→ Dataset excerpts:
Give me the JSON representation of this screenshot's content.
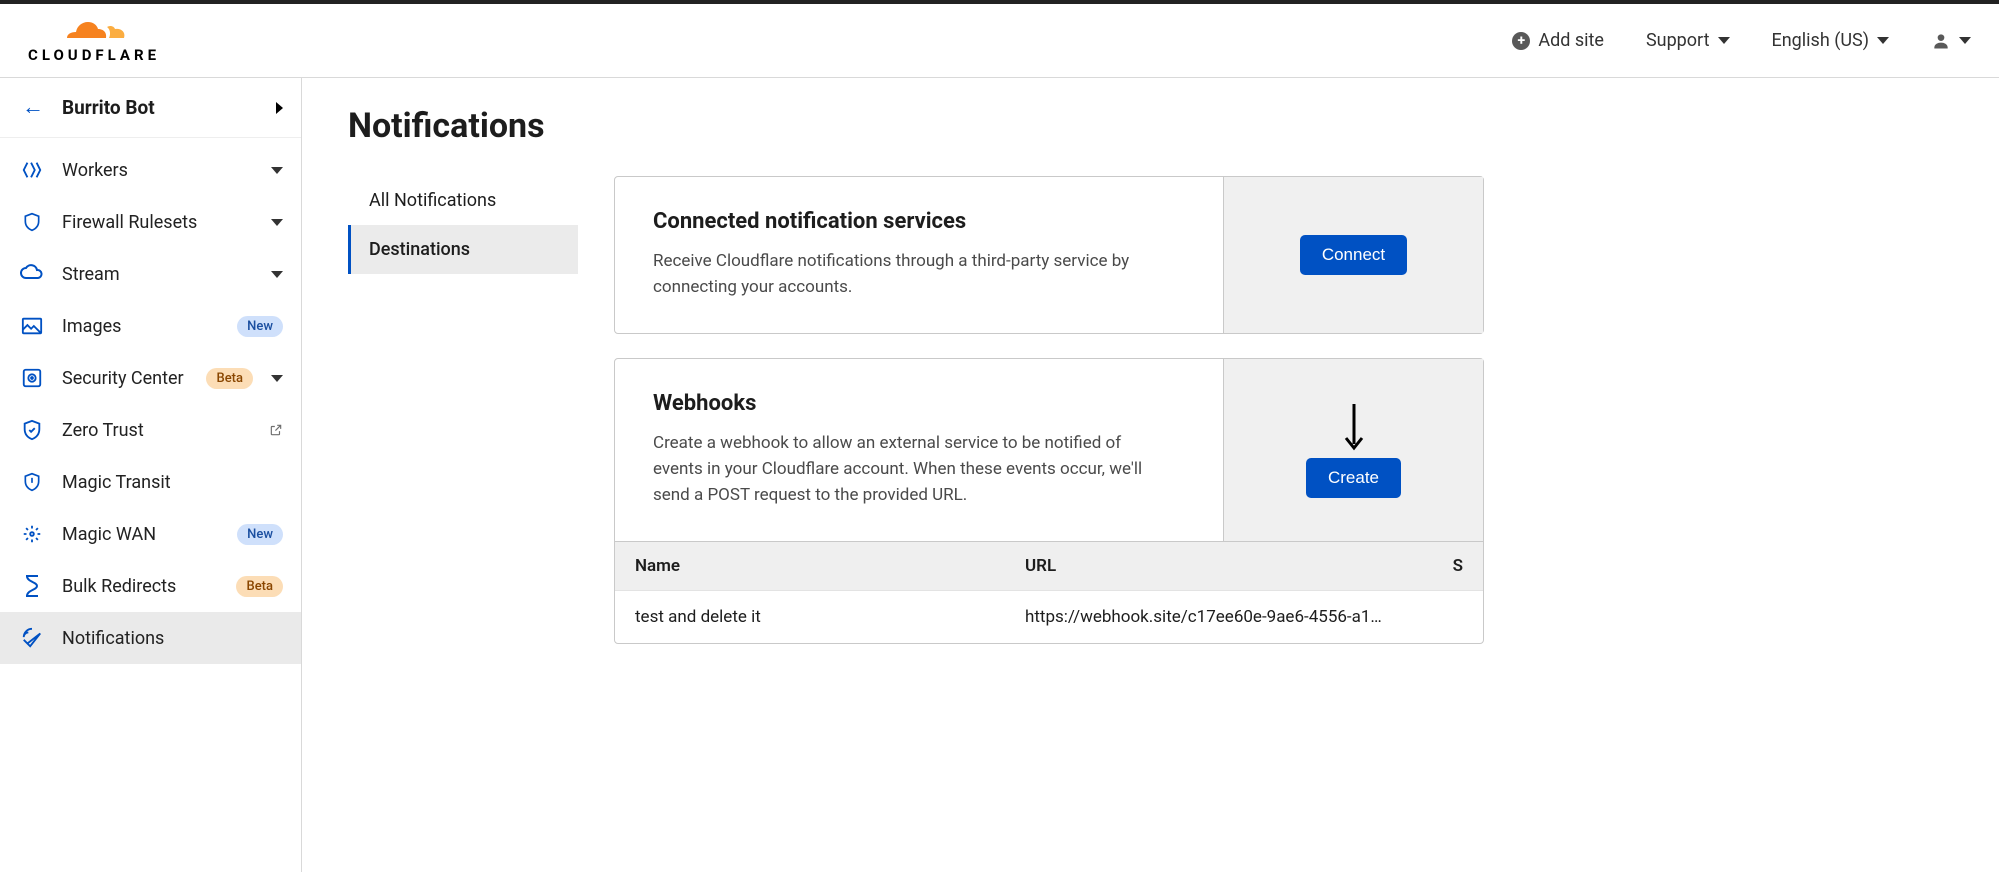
{
  "header": {
    "brand": "CLOUDFLARE",
    "add_site": "Add site",
    "support": "Support",
    "language": "English (US)"
  },
  "sidebar": {
    "account_name": "Burrito Bot",
    "items": [
      {
        "id": "workers",
        "label": "Workers",
        "expandable": true
      },
      {
        "id": "firewall-rulesets",
        "label": "Firewall Rulesets",
        "expandable": true
      },
      {
        "id": "stream",
        "label": "Stream",
        "expandable": true
      },
      {
        "id": "images",
        "label": "Images",
        "badge": "New",
        "badge_kind": "new"
      },
      {
        "id": "security-center",
        "label": "Security Center",
        "badge": "Beta",
        "badge_kind": "beta",
        "expandable": true
      },
      {
        "id": "zero-trust",
        "label": "Zero Trust",
        "external": true
      },
      {
        "id": "magic-transit",
        "label": "Magic Transit"
      },
      {
        "id": "magic-wan",
        "label": "Magic WAN",
        "badge": "New",
        "badge_kind": "new"
      },
      {
        "id": "bulk-redirects",
        "label": "Bulk Redirects",
        "badge": "Beta",
        "badge_kind": "beta"
      },
      {
        "id": "notifications",
        "label": "Notifications",
        "active": true
      }
    ]
  },
  "page": {
    "title": "Notifications",
    "subtabs": [
      {
        "id": "all",
        "label": "All Notifications"
      },
      {
        "id": "destinations",
        "label": "Destinations",
        "active": true
      }
    ],
    "connected": {
      "title": "Connected notification services",
      "desc": "Receive Cloudflare notifications through a third-party service by connecting your accounts.",
      "button": "Connect"
    },
    "webhooks": {
      "title": "Webhooks",
      "desc": "Create a webhook to allow an external service to be notified of events in your Cloudflare account. When these events occur, we'll send a POST request to the provided URL.",
      "button": "Create",
      "columns": {
        "name": "Name",
        "url": "URL",
        "s": "S"
      },
      "rows": [
        {
          "name": "test and delete it",
          "url": "https://webhook.site/c17ee60e-9ae6-4556-a1…"
        }
      ]
    }
  }
}
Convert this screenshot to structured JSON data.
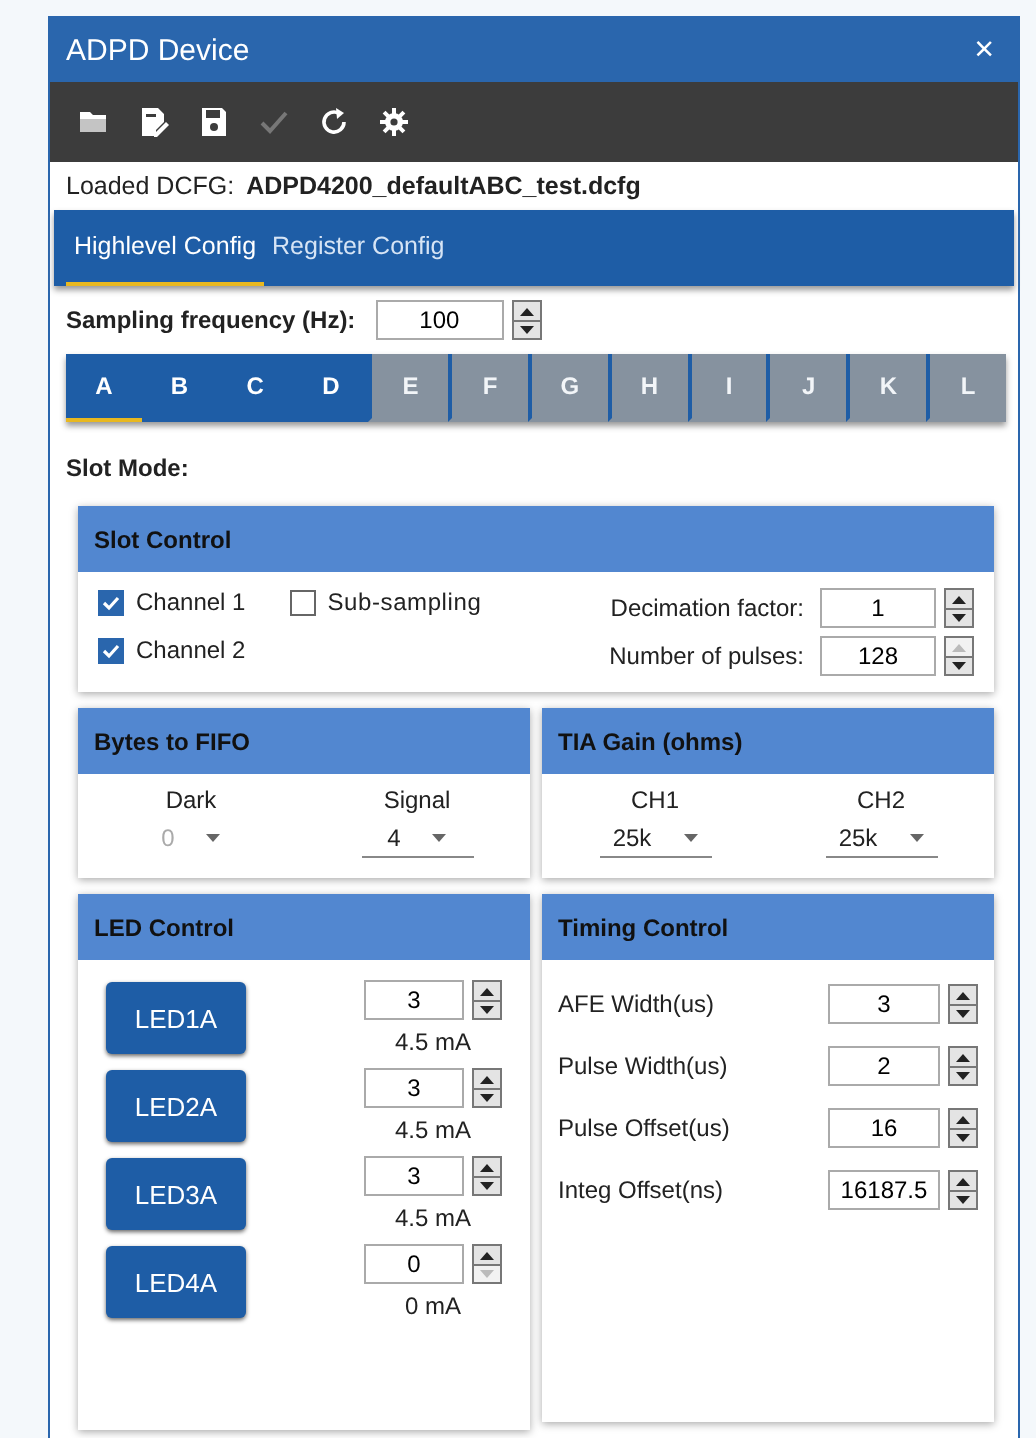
{
  "window": {
    "title": "ADPD Device",
    "close": "×"
  },
  "toolbar": [
    {
      "kind": "folder",
      "disabled": false
    },
    {
      "kind": "edit",
      "disabled": false
    },
    {
      "kind": "save",
      "disabled": false
    },
    {
      "kind": "check",
      "disabled": true
    },
    {
      "kind": "refresh",
      "disabled": false
    },
    {
      "kind": "gear",
      "disabled": false
    }
  ],
  "loaded": {
    "label": "Loaded DCFG:",
    "file": "ADPD4200_defaultABC_test.dcfg"
  },
  "tabs": [
    {
      "label": "Highlevel Config",
      "selected": true
    },
    {
      "label": "Register Config",
      "selected": false
    }
  ],
  "sampling": {
    "label": "Sampling frequency (Hz):",
    "value": "100",
    "up_disabled": false,
    "down_disabled": false
  },
  "slots": [
    {
      "label": "A",
      "selected": true,
      "disabled": false
    },
    {
      "label": "B",
      "selected": false,
      "disabled": false
    },
    {
      "label": "C",
      "selected": false,
      "disabled": false
    },
    {
      "label": "D",
      "selected": false,
      "disabled": false
    },
    {
      "label": "E",
      "selected": false,
      "disabled": true
    },
    {
      "label": "F",
      "selected": false,
      "disabled": true
    },
    {
      "label": "G",
      "selected": false,
      "disabled": true
    },
    {
      "label": "H",
      "selected": false,
      "disabled": true
    },
    {
      "label": "I",
      "selected": false,
      "disabled": true
    },
    {
      "label": "J",
      "selected": false,
      "disabled": true
    },
    {
      "label": "K",
      "selected": false,
      "disabled": true
    },
    {
      "label": "L",
      "selected": false,
      "disabled": true
    }
  ],
  "slot_mode": "Slot Mode:",
  "slot_control": {
    "title": "Slot Control",
    "checkboxes": [
      {
        "label": "Channel 1",
        "checked": true
      },
      {
        "label": "Channel 2",
        "checked": true
      },
      {
        "label": "Sub-sampling",
        "checked": false
      }
    ],
    "spinners": [
      {
        "label": "Decimation factor:",
        "value": "1",
        "up_disabled": false,
        "down_disabled": false
      },
      {
        "label": "Number of pulses:",
        "value": "128",
        "up_disabled": true,
        "down_disabled": false
      }
    ]
  },
  "bytes_to_fifo": {
    "title": "Bytes to FIFO",
    "dropdowns": [
      {
        "label": "Dark",
        "value": "0",
        "disabled": true
      },
      {
        "label": "Signal",
        "value": "4",
        "disabled": false
      }
    ]
  },
  "tia_gain": {
    "title": "TIA Gain (ohms)",
    "dropdowns": [
      {
        "label": "CH1",
        "value": "25k",
        "disabled": false
      },
      {
        "label": "CH2",
        "value": "25k",
        "disabled": false
      }
    ]
  },
  "led_control": {
    "title": "LED Control",
    "leds": [
      {
        "button": "LED1A",
        "value": "3",
        "current": "4.5  mA",
        "up_disabled": false,
        "down_disabled": false
      },
      {
        "button": "LED2A",
        "value": "3",
        "current": "4.5  mA",
        "up_disabled": false,
        "down_disabled": false
      },
      {
        "button": "LED3A",
        "value": "3",
        "current": "4.5  mA",
        "up_disabled": false,
        "down_disabled": false
      },
      {
        "button": "LED4A",
        "value": "0",
        "current": "0  mA",
        "up_disabled": false,
        "down_disabled": true
      }
    ]
  },
  "timing_control": {
    "title": "Timing Control",
    "rows": [
      {
        "label": "AFE Width(us)",
        "value": "3",
        "up_disabled": false,
        "down_disabled": false
      },
      {
        "label": "Pulse Width(us)",
        "value": "2",
        "up_disabled": false,
        "down_disabled": false
      },
      {
        "label": "Pulse Offset(us)",
        "value": "16",
        "up_disabled": false,
        "down_disabled": false
      },
      {
        "label": "Integ Offset(ns)",
        "value": "16187.5",
        "up_disabled": false,
        "down_disabled": false
      }
    ]
  }
}
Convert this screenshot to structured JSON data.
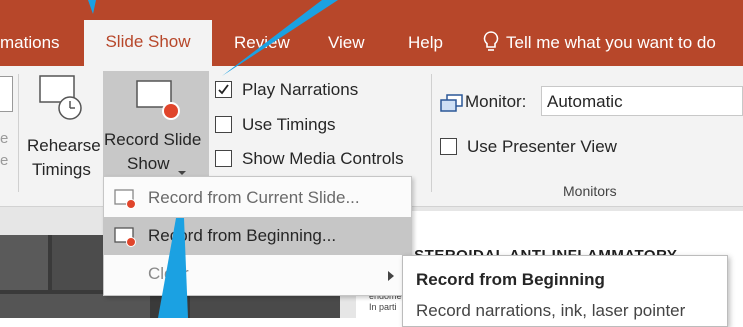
{
  "tabs": {
    "animations": "mations",
    "slide_show": "Slide Show",
    "review": "Review",
    "view": "View",
    "help": "Help",
    "tell_me": "Tell me what you want to do"
  },
  "ribbon": {
    "rehearse_line1": "Rehearse",
    "rehearse_line2": "Timings",
    "record_line1": "Record Slide",
    "record_line2": "Show",
    "play_narrations": "Play Narrations",
    "use_timings": "Use Timings",
    "show_media_controls": "Show Media Controls",
    "monitor_label": "Monitor:",
    "monitor_value": "Automatic",
    "use_presenter_view": "Use Presenter View",
    "monitors_group": "Monitors"
  },
  "menu": {
    "items": [
      {
        "label": "Record from Current Slide..."
      },
      {
        "label": "Record from Beginning..."
      },
      {
        "label": "Clear"
      }
    ]
  },
  "tooltip": {
    "title": "Record from Beginning",
    "text": "Record narrations, ink, laser pointer"
  },
  "slide": {
    "heading": "I-STEROIDAL ANTI-INFLAMMATORY",
    "small1": "endome",
    "small2": "In parti"
  },
  "colors": {
    "accent": "#b7472a",
    "callout": "#1ba1e2",
    "record_dot": "#e0452b"
  },
  "state": {
    "play_narrations_checked": true,
    "use_timings_checked": false,
    "show_media_controls_checked": false,
    "use_presenter_view_checked": false
  }
}
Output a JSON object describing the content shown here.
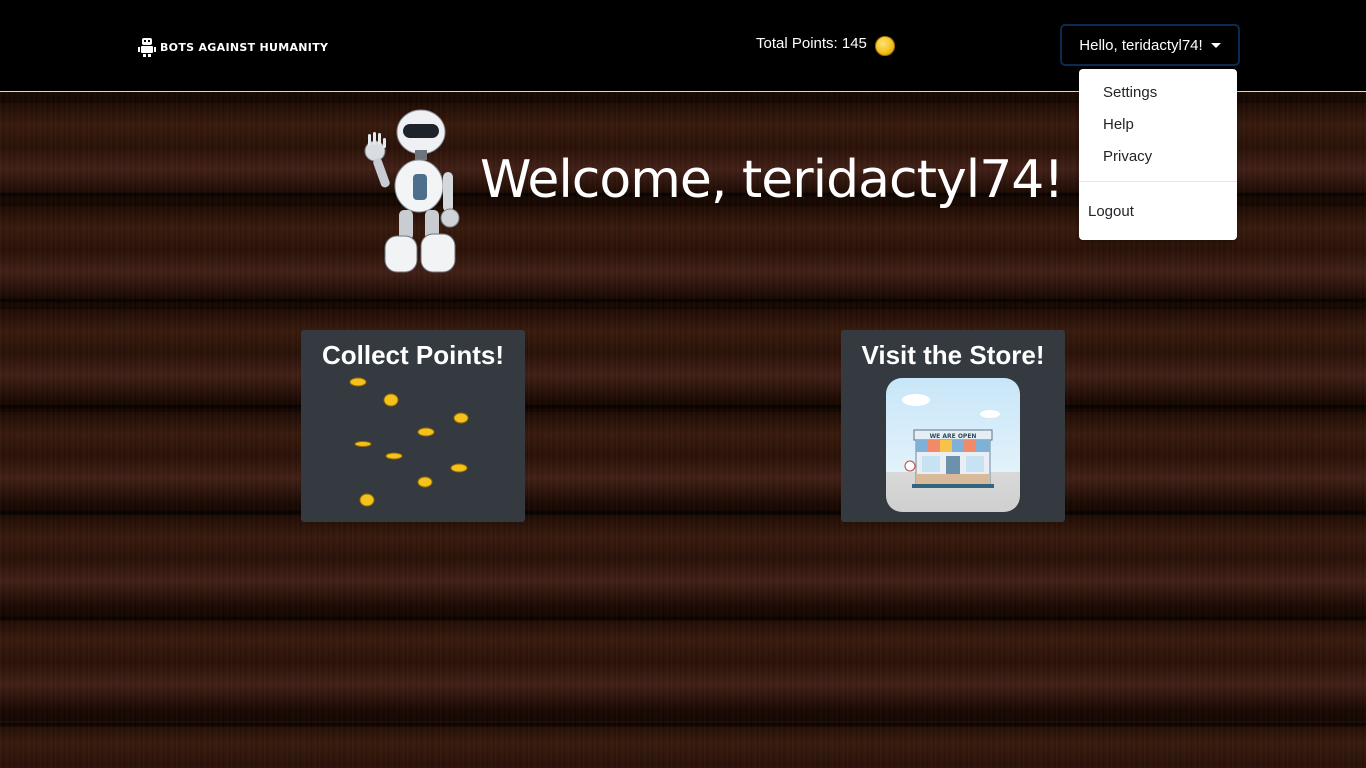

→ Set task: Verbatim reproduction of every record is required; images are left out.

→ Reply:
Give me the JSON representation of this screenshot's content.
{
  "header": {
    "brand": "CLOUDFLARE",
    "add_site": "Add site",
    "support": "Support",
    "language": "English (US)"
  },
  "sidebar": {
    "account_name": "Burrito Bot",
    "items": [
      {
        "id": "workers",
        "label": "Workers",
        "expandable": true
      },
      {
        "id": "firewall-rulesets",
        "label": "Firewall Rulesets",
        "expandable": true
      },
      {
        "id": "stream",
        "label": "Stream",
        "expandable": true
      },
      {
        "id": "images",
        "label": "Images",
        "badge": "New",
        "badge_kind": "new"
      },
      {
        "id": "security-center",
        "label": "Security Center",
        "badge": "Beta",
        "badge_kind": "beta",
        "expandable": true
      },
      {
        "id": "zero-trust",
        "label": "Zero Trust",
        "external": true
      },
      {
        "id": "magic-transit",
        "label": "Magic Transit"
      },
      {
        "id": "magic-wan",
        "label": "Magic WAN",
        "badge": "New",
        "badge_kind": "new"
      },
      {
        "id": "bulk-redirects",
        "label": "Bulk Redirects",
        "badge": "Beta",
        "badge_kind": "beta"
      },
      {
        "id": "notifications",
        "label": "Notifications",
        "active": true
      }
    ]
  },
  "page": {
    "title": "Notifications",
    "subtabs": [
      {
        "id": "all",
        "label": "All Notifications"
      },
      {
        "id": "destinations",
        "label": "Destinations",
        "active": true
      }
    ],
    "connected": {
      "title": "Connected notification services",
      "desc": "Receive Cloudflare notifications through a third-party service by connecting your accounts.",
      "button": "Connect"
    },
    "webhooks": {
      "title": "Webhooks",
      "desc": "Create a webhook to allow an external service to be notified of events in your Cloudflare account. When these events occur, we'll send a POST request to the provided URL.",
      "button": "Create",
      "columns": {
        "name": "Name",
        "url": "URL",
        "s": "S"
      },
      "rows": [
        {
          "name": "test and delete it",
          "url": "https://webhook.site/c17ee60e-9ae6-4556-a1…"
        }
      ]
    }
  }
}
Convert this screenshot to structured JSON data.
{
  "window": {
    "title": "ADPD Device",
    "close": "×"
  },
  "toolbar": [
    {
      "kind": "folder",
      "disabled": false
    },
    {
      "kind": "edit",
      "disabled": false
    },
    {
      "kind": "save",
      "disabled": false
    },
    {
      "kind": "check",
      "disabled": true
    },
    {
      "kind": "refresh",
      "disabled": false
    },
    {
      "kind": "gear",
      "disabled": false
    }
  ],
  "loaded": {
    "label": "Loaded DCFG:",
    "file": "ADPD4200_defaultABC_test.dcfg"
  },
  "tabs": [
    {
      "label": "Highlevel Config",
      "selected": true
    },
    {
      "label": "Register Config",
      "selected": false
    }
  ],
  "sampling": {
    "label": "Sampling frequency (Hz):",
    "value": "100",
    "up_disabled": false,
    "down_disabled": false
  },
  "slots": [
    {
      "label": "A",
      "selected": true,
      "disabled": false
    },
    {
      "label": "B",
      "selected": false,
      "disabled": false
    },
    {
      "label": "C",
      "selected": false,
      "disabled": false
    },
    {
      "label": "D",
      "selected": false,
      "disabled": false
    },
    {
      "label": "E",
      "selected": false,
      "disabled": true
    },
    {
      "label": "F",
      "selected": false,
      "disabled": true
    },
    {
      "label": "G",
      "selected": false,
      "disabled": true
    },
    {
      "label": "H",
      "selected": false,
      "disabled": true
    },
    {
      "label": "I",
      "selected": false,
      "disabled": true
    },
    {
      "label": "J",
      "selected": false,
      "disabled": true
    },
    {
      "label": "K",
      "selected": false,
      "disabled": true
    },
    {
      "label": "L",
      "selected": false,
      "disabled": true
    }
  ],
  "slot_mode": "Slot Mode:",
  "slot_control": {
    "title": "Slot Control",
    "checkboxes": [
      {
        "label": "Channel 1",
        "checked": true
      },
      {
        "label": "Channel 2",
        "checked": true
      },
      {
        "label": "Sub-sampling",
        "checked": false
      }
    ],
    "spinners": [
      {
        "label": "Decimation factor:",
        "value": "1",
        "up_disabled": false,
        "down_disabled": false
      },
      {
        "label": "Number of pulses:",
        "value": "128",
        "up_disabled": true,
        "down_disabled": false
      }
    ]
  },
  "bytes_to_fifo": {
    "title": "Bytes to FIFO",
    "dropdowns": [
      {
        "label": "Dark",
        "value": "0",
        "disabled": true
      },
      {
        "label": "Signal",
        "value": "4",
        "disabled": false
      }
    ]
  },
  "tia_gain": {
    "title": "TIA Gain (ohms)",
    "dropdowns": [
      {
        "label": "CH1",
        "value": "25k",
        "disabled": false
      },
      {
        "label": "CH2",
        "value": "25k",
        "disabled": false
      }
    ]
  },
  "led_control": {
    "title": "LED Control",
    "leds": [
      {
        "button": "LED1A",
        "value": "3",
        "current": "4.5  mA",
        "up_disabled": false,
        "down_disabled": false
      },
      {
        "button": "LED2A",
        "value": "3",
        "current": "4.5  mA",
        "up_disabled": false,
        "down_disabled": false
      },
      {
        "button": "LED3A",
        "value": "3",
        "current": "4.5  mA",
        "up_disabled": false,
        "down_disabled": false
      },
      {
        "button": "LED4A",
        "value": "0",
        "current": "0  mA",
        "up_disabled": false,
        "down_disabled": true
      }
    ]
  },
  "timing_control": {
    "title": "Timing Control",
    "rows": [
      {
        "label": "AFE Width(us)",
        "value": "3",
        "up_disabled": false,
        "down_disabled": false
      },
      {
        "label": "Pulse Width(us)",
        "value": "2",
        "up_disabled": false,
        "down_disabled": false
      },
      {
        "label": "Pulse Offset(us)",
        "value": "16",
        "up_disabled": false,
        "down_disabled": false
      },
      {
        "label": "Integ Offset(ns)",
        "value": "16187.5",
        "up_disabled": false,
        "down_disabled": false
      }
    ]
  }
}
Convert this screenshot to structured JSON data.
{
  "tabs": {
    "animations": "mations",
    "slide_show": "Slide Show",
    "review": "Review",
    "view": "View",
    "help": "Help",
    "tell_me": "Tell me what you want to do"
  },
  "ribbon": {
    "rehearse_line1": "Rehearse",
    "rehearse_line2": "Timings",
    "record_line1": "Record Slide",
    "record_line2": "Show",
    "play_narrations": "Play Narrations",
    "use_timings": "Use Timings",
    "show_media_controls": "Show Media Controls",
    "monitor_label": "Monitor:",
    "monitor_value": "Automatic",
    "use_presenter_view": "Use Presenter View",
    "monitors_group": "Monitors"
  },
  "menu": {
    "items": [
      {
        "label": "Record from Current Slide..."
      },
      {
        "label": "Record from Beginning..."
      },
      {
        "label": "Clear"
      }
    ]
  },
  "tooltip": {
    "title": "Record from Beginning",
    "text": "Record narrations, ink, laser pointer"
  },
  "slide": {
    "heading": "I-STEROIDAL ANTI-INFLAMMATORY",
    "small1": "endome",
    "small2": "In parti"
  },
  "colors": {
    "accent": "#b7472a",
    "callout": "#1ba1e2",
    "record_dot": "#e0452b"
  },
  "state": {
    "play_narrations_checked": true,
    "use_timings_checked": false,
    "show_media_controls_checked": false,
    "use_presenter_view_checked": false
  }
}
Output a JSON object describing the content shown here.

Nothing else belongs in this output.